DESCRIPTION OF THE TASK: Report all lines holding "screenshot".

MATERIAL SHOWN:
+---+
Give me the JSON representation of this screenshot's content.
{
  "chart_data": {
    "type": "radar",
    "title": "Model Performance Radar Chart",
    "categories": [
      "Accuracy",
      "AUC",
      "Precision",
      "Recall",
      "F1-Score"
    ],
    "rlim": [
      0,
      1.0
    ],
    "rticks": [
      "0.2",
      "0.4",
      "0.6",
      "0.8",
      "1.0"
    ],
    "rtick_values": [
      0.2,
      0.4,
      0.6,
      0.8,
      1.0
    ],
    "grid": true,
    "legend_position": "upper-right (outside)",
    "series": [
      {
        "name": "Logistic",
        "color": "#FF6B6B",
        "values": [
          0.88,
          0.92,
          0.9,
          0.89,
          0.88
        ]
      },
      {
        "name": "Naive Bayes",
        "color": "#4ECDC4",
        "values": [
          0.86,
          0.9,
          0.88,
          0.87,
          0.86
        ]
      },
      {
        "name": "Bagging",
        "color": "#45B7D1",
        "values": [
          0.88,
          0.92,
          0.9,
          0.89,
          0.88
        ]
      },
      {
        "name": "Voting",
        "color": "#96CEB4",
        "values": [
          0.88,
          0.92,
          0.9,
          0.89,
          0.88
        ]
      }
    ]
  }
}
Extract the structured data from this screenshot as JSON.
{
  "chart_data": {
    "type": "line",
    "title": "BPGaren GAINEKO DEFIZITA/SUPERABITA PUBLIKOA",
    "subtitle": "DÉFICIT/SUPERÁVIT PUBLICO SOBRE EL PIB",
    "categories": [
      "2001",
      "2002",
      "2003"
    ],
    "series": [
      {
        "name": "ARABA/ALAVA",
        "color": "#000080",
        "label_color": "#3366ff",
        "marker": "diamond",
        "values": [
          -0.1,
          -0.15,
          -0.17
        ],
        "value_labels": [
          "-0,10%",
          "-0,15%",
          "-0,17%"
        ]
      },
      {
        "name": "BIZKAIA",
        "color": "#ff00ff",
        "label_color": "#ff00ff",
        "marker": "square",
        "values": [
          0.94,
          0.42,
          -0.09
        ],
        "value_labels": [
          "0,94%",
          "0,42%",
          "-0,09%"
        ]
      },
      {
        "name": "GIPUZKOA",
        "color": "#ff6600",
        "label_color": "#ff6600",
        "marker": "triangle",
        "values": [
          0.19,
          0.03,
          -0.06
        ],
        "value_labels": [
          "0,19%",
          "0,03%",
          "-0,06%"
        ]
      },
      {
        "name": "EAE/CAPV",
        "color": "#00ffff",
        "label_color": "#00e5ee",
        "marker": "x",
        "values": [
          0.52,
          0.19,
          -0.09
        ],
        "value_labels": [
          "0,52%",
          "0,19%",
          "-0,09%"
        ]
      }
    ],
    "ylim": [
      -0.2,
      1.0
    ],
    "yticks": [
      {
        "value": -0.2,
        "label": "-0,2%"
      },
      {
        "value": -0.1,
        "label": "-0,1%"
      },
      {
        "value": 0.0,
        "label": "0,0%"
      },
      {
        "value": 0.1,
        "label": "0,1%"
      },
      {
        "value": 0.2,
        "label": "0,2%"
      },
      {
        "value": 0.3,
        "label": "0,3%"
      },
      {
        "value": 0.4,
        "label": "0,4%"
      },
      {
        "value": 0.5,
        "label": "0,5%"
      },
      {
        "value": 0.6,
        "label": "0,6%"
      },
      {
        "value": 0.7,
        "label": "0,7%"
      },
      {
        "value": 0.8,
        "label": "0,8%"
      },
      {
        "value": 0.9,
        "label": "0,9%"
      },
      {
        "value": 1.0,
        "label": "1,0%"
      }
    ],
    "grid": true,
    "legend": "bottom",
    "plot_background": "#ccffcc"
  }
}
+---+
THE SOLUTION:
Give me the JSON representation of this screenshot's content.
Extract the structured data from this screenshot as JSON.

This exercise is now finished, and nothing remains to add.